**EXERCISE**
From the entries below, extract every line that includes the word "LGAC".

Records from a data source
-- Begin --

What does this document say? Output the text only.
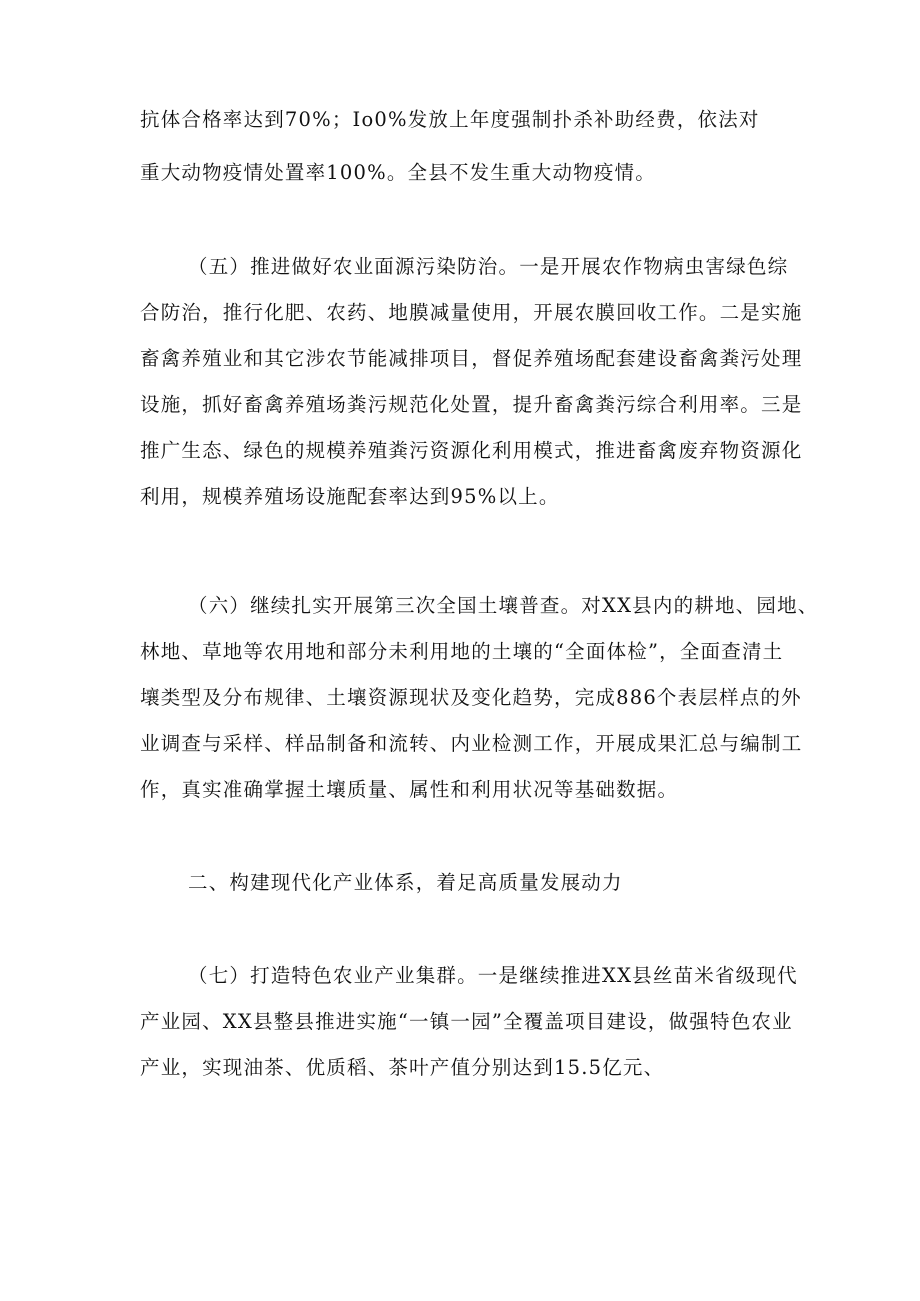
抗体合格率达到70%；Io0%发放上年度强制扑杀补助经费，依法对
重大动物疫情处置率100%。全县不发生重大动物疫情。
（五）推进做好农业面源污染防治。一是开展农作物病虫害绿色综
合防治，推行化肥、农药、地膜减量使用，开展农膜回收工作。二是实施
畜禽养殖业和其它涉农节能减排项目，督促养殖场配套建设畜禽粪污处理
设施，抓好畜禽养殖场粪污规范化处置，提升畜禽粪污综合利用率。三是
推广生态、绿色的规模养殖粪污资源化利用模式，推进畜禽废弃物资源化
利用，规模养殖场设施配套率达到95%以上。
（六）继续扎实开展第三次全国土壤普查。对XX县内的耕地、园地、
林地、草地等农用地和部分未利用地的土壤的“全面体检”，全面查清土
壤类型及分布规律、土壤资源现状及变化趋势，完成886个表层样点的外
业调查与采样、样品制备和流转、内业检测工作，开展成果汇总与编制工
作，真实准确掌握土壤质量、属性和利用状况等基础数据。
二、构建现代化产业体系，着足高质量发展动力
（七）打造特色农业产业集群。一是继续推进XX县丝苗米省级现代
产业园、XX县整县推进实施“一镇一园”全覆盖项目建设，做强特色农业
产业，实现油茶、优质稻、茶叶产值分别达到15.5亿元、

-- End --
-- Begin --

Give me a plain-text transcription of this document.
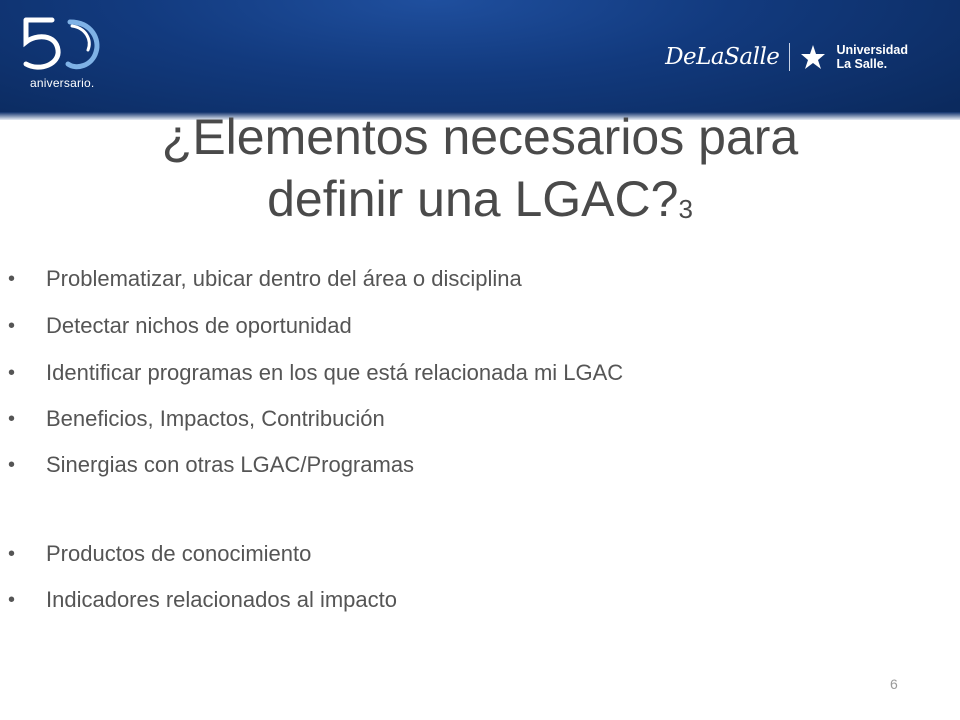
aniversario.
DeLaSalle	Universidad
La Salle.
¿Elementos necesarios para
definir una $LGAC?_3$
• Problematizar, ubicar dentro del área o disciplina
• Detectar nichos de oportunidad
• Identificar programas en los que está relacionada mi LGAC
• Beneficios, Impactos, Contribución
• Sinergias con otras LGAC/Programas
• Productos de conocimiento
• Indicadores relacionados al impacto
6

-- End --

**RESULT OF THE TASK**
definir una $LGAC?_3$
• Identificar programas en los que está relacionada mi LGAC
• Sinergias con otras LGAC/Programas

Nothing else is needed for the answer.